The request: Show each line of the data below that has the string "ylabel" in it.

Lines of data:
↓

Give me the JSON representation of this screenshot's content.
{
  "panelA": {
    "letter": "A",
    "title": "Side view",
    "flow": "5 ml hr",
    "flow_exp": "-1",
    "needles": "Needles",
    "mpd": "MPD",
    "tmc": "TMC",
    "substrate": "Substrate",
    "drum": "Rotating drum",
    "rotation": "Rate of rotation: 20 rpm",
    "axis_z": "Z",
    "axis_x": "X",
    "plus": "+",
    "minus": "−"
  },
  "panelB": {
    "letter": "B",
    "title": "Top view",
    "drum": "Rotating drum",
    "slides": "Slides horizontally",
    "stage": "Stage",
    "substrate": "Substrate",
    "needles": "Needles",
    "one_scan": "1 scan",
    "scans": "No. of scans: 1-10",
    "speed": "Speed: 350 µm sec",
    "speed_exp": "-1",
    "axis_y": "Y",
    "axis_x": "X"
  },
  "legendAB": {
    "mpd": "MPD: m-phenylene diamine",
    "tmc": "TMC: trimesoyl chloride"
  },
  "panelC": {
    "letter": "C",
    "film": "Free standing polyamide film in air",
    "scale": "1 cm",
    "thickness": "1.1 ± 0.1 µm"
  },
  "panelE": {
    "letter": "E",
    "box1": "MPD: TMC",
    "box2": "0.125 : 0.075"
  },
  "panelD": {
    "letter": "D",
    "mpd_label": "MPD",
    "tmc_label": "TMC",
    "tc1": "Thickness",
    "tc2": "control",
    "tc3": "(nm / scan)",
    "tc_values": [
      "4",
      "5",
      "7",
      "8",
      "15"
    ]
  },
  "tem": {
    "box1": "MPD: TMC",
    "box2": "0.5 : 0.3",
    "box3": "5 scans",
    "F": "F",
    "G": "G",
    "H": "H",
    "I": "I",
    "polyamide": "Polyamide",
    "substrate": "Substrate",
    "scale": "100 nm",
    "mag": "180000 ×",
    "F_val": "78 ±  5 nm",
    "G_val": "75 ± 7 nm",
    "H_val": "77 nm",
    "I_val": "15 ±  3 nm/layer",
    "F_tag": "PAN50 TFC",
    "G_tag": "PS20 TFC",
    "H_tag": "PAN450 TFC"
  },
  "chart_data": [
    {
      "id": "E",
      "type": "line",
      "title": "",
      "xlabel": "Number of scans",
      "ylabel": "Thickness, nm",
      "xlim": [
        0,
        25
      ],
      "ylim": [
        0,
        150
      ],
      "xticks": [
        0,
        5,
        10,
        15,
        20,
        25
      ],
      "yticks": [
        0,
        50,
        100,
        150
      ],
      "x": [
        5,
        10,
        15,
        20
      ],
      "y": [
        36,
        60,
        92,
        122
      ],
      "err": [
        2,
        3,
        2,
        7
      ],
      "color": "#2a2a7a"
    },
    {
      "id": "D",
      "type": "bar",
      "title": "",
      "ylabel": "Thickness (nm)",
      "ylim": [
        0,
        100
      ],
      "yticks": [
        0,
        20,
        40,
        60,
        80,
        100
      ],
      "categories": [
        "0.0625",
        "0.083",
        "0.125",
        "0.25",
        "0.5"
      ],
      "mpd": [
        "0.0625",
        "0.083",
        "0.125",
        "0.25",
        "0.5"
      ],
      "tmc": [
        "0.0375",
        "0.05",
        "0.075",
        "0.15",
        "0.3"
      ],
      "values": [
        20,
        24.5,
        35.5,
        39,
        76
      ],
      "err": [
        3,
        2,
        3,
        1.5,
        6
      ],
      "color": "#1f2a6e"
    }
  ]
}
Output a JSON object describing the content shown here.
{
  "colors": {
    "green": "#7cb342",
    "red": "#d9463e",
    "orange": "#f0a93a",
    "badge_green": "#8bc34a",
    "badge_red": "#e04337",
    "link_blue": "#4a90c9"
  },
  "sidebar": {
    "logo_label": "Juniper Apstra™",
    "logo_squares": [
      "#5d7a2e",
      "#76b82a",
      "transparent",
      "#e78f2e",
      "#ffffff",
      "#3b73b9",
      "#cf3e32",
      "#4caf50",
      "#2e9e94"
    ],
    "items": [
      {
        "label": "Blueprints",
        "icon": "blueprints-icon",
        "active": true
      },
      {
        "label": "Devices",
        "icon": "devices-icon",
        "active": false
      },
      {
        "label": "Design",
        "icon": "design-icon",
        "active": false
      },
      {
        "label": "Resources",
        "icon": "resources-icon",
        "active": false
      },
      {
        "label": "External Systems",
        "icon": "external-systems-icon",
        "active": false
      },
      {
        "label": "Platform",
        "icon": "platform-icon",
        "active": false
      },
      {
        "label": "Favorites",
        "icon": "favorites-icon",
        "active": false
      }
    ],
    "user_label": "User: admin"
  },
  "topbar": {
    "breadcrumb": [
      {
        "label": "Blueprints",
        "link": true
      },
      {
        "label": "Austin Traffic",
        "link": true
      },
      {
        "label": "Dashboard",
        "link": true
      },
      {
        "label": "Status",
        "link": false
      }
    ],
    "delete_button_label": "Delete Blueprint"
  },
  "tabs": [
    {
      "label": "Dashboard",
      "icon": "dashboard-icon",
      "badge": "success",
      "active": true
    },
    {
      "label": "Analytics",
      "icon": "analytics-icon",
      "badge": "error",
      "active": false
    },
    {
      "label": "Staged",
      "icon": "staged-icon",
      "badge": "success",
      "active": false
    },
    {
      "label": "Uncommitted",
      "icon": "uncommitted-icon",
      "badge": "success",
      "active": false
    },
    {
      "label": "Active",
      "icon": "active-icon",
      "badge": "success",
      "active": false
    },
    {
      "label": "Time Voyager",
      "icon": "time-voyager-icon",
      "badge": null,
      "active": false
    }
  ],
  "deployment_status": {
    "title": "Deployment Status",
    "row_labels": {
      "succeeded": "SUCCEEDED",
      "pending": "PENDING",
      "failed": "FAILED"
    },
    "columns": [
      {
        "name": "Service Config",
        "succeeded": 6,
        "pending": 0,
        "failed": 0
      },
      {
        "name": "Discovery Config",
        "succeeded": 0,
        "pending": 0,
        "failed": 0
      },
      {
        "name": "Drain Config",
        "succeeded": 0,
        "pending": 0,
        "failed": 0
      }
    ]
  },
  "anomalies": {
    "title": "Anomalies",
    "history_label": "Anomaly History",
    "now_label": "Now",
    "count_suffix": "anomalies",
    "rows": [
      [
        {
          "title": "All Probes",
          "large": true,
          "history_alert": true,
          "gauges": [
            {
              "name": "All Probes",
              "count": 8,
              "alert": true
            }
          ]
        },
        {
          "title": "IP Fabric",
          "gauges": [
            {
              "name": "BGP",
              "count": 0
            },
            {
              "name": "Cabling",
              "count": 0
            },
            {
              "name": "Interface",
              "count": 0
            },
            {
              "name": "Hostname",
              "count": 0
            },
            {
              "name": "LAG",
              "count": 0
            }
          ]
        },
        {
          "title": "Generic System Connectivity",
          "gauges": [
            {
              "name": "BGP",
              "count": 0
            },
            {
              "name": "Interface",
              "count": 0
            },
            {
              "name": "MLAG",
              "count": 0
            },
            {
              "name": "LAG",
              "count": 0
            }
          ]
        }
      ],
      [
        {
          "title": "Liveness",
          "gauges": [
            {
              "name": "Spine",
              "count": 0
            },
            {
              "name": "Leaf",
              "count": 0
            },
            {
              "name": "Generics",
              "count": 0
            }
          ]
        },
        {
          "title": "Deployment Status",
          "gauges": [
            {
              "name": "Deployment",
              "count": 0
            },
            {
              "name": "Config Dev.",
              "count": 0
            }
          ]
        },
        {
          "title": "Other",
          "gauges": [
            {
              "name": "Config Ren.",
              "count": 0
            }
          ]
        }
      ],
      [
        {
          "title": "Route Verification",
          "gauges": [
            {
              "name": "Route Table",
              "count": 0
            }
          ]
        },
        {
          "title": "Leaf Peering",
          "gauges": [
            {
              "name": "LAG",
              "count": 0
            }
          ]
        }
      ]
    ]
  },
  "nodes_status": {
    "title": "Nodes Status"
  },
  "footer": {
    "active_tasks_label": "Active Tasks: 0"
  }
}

↑

Expected output:
      "ylabel": "Thickness, nm",
      "ylabel": "Thickness (nm)",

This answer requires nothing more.